*Prompt*. Copy each line of the entries that contains the word "Инструкция".

*Dataset rows*.
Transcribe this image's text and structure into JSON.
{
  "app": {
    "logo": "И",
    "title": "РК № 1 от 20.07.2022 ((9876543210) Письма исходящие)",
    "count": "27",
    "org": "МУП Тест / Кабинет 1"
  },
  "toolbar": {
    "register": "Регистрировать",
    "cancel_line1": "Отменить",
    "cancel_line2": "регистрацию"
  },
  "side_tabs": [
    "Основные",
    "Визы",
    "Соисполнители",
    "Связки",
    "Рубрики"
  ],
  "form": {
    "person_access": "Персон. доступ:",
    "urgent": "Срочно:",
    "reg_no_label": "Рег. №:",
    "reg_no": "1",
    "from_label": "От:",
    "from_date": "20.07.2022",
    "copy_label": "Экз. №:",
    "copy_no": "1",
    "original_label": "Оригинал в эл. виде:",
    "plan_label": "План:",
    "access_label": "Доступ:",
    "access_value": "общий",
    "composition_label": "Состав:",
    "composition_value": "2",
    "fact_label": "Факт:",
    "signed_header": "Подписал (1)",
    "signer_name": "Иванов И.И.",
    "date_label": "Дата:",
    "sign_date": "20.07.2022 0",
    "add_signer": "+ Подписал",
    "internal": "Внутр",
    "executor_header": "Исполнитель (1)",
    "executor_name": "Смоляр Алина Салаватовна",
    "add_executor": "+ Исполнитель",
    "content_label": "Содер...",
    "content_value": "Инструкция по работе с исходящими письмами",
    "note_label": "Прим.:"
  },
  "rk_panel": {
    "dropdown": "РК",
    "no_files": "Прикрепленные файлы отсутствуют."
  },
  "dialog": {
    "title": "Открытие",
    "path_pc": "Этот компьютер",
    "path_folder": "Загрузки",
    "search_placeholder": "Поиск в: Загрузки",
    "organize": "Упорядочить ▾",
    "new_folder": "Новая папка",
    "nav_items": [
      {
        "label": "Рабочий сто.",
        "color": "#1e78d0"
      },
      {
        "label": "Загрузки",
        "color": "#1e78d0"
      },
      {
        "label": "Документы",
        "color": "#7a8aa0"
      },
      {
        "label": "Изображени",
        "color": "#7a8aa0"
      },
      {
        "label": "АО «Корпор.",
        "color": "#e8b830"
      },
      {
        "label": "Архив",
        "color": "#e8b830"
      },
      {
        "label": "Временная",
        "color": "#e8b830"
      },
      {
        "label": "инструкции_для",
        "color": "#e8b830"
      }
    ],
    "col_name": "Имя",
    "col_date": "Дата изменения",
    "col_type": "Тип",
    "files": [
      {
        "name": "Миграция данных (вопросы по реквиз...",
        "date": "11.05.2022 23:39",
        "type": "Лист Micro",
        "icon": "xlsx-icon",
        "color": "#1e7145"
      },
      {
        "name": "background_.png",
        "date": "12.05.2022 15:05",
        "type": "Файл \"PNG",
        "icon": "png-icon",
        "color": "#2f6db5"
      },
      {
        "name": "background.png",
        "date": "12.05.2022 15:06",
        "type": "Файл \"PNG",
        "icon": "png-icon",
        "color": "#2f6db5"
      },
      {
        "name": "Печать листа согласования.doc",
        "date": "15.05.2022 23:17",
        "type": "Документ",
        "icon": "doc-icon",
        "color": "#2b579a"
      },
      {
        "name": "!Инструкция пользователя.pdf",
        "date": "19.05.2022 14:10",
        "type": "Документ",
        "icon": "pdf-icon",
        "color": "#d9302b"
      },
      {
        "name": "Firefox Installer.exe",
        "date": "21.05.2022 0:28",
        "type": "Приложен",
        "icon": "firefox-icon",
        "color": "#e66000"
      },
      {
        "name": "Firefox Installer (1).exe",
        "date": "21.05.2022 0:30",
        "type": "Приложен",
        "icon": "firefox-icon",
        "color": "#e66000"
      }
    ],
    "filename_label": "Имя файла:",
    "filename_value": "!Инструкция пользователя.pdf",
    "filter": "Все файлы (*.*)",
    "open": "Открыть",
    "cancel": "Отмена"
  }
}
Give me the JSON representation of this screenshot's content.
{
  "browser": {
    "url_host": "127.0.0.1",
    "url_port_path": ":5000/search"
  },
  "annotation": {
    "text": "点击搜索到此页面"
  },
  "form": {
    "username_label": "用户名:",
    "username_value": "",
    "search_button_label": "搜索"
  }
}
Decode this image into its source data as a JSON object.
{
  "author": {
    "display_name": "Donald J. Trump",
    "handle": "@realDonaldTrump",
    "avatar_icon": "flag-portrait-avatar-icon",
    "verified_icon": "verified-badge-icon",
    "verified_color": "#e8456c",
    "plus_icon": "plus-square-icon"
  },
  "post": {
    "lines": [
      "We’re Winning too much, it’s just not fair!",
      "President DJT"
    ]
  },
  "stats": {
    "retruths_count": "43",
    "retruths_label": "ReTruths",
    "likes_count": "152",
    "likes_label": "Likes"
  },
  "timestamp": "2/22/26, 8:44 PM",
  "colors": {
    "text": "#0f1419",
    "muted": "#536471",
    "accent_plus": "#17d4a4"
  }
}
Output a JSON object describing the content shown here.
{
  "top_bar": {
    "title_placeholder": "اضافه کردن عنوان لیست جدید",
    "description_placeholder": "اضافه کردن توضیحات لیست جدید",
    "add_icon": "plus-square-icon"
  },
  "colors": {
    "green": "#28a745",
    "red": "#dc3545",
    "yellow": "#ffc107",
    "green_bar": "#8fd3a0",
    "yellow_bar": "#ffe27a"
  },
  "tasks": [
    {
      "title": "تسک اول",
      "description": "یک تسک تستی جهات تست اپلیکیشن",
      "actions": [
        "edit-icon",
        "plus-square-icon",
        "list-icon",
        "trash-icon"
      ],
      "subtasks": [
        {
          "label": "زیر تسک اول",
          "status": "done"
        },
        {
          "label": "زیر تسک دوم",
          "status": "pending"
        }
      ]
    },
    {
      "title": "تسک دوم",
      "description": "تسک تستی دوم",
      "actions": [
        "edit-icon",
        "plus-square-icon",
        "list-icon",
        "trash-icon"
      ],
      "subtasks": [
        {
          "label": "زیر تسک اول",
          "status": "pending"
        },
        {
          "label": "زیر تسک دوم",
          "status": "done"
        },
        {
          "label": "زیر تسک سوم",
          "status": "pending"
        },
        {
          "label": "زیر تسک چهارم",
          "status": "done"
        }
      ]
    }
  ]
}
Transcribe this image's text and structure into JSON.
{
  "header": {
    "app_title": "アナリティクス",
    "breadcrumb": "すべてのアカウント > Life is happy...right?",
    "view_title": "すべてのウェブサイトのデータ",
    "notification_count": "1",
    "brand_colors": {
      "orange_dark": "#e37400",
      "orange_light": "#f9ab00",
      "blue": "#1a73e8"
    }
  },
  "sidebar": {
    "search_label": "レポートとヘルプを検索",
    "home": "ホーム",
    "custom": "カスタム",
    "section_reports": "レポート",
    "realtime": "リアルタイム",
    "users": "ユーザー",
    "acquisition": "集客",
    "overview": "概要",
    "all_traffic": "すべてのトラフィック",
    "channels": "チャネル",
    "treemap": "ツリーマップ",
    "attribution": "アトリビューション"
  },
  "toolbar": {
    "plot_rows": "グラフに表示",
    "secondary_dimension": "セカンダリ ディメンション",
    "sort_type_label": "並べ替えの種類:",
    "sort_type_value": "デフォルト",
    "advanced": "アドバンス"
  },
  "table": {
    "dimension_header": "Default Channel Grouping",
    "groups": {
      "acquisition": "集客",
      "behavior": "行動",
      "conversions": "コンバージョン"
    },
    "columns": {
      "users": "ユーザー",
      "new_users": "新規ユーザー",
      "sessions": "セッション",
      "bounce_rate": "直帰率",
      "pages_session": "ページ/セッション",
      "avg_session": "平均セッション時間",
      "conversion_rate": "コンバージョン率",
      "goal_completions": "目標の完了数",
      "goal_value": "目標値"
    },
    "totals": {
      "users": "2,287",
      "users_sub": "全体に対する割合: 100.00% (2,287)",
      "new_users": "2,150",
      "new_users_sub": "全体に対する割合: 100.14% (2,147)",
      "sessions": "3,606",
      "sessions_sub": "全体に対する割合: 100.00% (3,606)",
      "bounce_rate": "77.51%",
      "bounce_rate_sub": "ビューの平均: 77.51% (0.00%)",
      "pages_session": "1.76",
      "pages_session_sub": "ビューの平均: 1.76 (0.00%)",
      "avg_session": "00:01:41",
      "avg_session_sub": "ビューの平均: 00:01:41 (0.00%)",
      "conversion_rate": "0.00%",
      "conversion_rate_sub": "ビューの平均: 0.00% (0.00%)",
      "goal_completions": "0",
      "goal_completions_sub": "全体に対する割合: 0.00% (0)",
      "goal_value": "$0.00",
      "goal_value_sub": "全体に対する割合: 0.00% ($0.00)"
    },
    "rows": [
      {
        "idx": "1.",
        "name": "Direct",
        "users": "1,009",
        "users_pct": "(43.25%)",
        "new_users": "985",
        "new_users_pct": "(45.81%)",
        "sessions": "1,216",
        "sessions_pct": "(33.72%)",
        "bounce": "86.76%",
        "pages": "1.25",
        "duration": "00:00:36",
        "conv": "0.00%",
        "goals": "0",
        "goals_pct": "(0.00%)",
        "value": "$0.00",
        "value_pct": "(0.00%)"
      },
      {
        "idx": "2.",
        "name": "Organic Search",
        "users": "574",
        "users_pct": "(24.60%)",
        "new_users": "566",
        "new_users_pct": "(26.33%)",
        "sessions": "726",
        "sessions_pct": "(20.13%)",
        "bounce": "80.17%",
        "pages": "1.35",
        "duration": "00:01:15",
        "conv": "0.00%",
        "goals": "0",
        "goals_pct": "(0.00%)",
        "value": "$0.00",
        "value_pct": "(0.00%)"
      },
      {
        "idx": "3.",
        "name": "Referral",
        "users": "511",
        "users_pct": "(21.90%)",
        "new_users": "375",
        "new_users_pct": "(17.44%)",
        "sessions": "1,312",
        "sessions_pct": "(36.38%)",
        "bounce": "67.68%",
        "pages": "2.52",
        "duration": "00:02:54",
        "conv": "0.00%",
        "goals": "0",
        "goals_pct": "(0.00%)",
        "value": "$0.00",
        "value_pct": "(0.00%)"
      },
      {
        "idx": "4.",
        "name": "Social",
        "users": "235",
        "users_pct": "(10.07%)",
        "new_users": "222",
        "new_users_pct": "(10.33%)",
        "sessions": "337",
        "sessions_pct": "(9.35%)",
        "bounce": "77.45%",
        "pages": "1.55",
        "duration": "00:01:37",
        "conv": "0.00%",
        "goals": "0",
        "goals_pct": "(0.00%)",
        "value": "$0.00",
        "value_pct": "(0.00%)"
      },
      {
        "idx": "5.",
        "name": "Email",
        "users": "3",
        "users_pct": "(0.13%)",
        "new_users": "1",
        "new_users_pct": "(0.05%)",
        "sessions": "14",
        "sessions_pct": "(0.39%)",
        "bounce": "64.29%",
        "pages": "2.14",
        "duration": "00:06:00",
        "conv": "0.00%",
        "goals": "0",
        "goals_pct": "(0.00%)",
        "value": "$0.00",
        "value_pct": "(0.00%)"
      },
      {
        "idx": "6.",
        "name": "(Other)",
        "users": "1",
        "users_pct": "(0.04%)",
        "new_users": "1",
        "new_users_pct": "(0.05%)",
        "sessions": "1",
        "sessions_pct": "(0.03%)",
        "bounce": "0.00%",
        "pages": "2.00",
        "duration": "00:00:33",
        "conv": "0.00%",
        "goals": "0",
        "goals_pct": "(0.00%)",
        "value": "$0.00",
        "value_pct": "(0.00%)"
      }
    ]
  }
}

*Answer to the problem*.
    "content_value": "Инструкция по работе с исходящими письмами",
        "name": "!Инструкция пользователя.pdf",
    "filename_value": "!Инструкция пользователя.pdf",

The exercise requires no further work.